Mais voici l’heure du consommateur aliéné (d’ailleurs désormais soigneusement privé d’éducation laïque et critique, mais gavé de jeux vidéos et de télés), et asservi à des tarifications de plus en plus absurdes et illisibles (On le voit déjà avec les contrats de téléphonie mobile ou la billetterie ubuesque et kafkaïenne de notre SNCF).
Maintenant, ils s’attaquent aux contenances usuelles des emballages .

Un langage commun, des repères communs, sont pourtant un fondement vital, bien que méconnu, de la sociabilité et de la paix civile, sinon c’est la concurrence de tous contre tous. C’est même une garantie laïque pour la vitalité de la diversité culturelle.

Voici donc un bien public commun à défendre et à étendre, non à laisser détruire par les mafias financières qui possèdent déjà les principaux médias, les paradis fiscaux et contrôlent les élites politiques irresponsables de Bruxelles.

**DONNÉES PRÉSENTÉES**
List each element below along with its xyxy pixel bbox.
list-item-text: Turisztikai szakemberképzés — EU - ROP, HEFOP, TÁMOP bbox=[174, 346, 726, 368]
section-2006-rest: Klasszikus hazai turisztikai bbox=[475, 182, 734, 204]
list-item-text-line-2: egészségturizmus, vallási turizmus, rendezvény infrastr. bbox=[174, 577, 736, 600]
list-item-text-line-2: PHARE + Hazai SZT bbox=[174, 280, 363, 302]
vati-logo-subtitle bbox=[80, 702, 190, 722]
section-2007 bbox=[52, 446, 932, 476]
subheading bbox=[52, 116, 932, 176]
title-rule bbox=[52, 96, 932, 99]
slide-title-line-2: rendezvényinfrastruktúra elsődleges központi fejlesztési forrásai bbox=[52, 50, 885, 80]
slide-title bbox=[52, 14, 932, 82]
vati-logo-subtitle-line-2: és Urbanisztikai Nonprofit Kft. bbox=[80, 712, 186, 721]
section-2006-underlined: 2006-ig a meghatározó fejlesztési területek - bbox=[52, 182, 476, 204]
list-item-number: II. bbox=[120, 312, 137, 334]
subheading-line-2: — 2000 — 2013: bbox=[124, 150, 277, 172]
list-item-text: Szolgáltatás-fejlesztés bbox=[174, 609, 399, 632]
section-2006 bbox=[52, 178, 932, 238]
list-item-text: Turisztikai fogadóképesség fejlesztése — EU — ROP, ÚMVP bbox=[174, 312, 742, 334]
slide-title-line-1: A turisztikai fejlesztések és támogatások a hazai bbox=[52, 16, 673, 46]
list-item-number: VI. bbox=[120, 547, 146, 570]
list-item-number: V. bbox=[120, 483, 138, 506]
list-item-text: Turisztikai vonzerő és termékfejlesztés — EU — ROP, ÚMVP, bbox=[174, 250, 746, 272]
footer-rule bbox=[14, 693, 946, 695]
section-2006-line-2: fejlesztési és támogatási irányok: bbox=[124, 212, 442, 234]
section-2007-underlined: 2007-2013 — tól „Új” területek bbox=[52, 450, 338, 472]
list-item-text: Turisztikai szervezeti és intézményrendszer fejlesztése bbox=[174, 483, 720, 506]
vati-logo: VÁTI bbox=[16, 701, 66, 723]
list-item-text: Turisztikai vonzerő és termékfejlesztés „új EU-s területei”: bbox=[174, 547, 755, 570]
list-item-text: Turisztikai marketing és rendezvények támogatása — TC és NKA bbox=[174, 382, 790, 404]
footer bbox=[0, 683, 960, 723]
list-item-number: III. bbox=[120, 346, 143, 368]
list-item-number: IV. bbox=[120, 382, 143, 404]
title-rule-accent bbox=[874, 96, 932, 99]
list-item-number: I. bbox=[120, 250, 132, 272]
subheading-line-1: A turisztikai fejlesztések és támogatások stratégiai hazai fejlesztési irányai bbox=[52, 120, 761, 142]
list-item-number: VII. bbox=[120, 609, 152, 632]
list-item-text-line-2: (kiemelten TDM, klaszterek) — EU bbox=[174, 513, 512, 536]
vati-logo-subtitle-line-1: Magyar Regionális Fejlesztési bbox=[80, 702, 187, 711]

**CONSIGNES**
• a. Recopiez le passage du texte source de « Un langage commun, des » jusqu'à « la diversité culturelle. » inclus.
• b. Présentez en tableau Markdown, avec les colonnes « Numéro » et « Ligne », les lignes de la liste depuis son début jusqu'à la ligne contenant « vati-logo-subtitle-line-2: és Urbanisztikai » incluse, en omettant les lignes vides.
La liste n'a aucun lien avec le texte source.

**RÉPONSES**
• a.
Un langage commun, des repères communs, sont pourtant un fondement vital, bien que méconnu, de la sociabilité et de la paix civile, sinon c’est la concurrence de tous contre tous. C’est même une garantie laïque pour la vitalité de la diversité culturelle.

• b.
| Numéro | Ligne |
|---|---|
| 1 | List each element below along with its xyxy pixel bbox. |
| 2 | list-item-text: Turisztikai szakemberképzés — EU - ROP, HEFOP, TÁMOP bbox=[174, 346, 726, 368] |
| 3 | section-2006-rest: Klasszikus hazai turisztikai bbox=[475, 182, 734, 204] |
| 4 | list-item-text-line-2: egészségturizmus, vallási turizmus, rendezvény infrastr. bbox=[174, 577, 736, 600] |
| 5 | list-item-text-line-2: PHARE + Hazai SZT bbox=[174, 280, 363, 302] |
| 6 | vati-logo-subtitle bbox=[80, 702, 190, 722] |
| 7 | section-2007 bbox=[52, 446, 932, 476] |
| 8 | subheading bbox=[52, 116, 932, 176] |
| 9 | title-rule bbox=[52, 96, 932, 99] |
| 10 | slide-title-line-2: rendezvényinfrastruktúra elsődleges központi fejlesztési forrásai bbox=[52, 50, 885, 80] |
| 11 | slide-title bbox=[52, 14, 932, 82] |
| 12 | vati-logo-subtitle-line-2: és Urbanisztikai Nonprofit Kft. bbox=[80, 712, 186, 721] |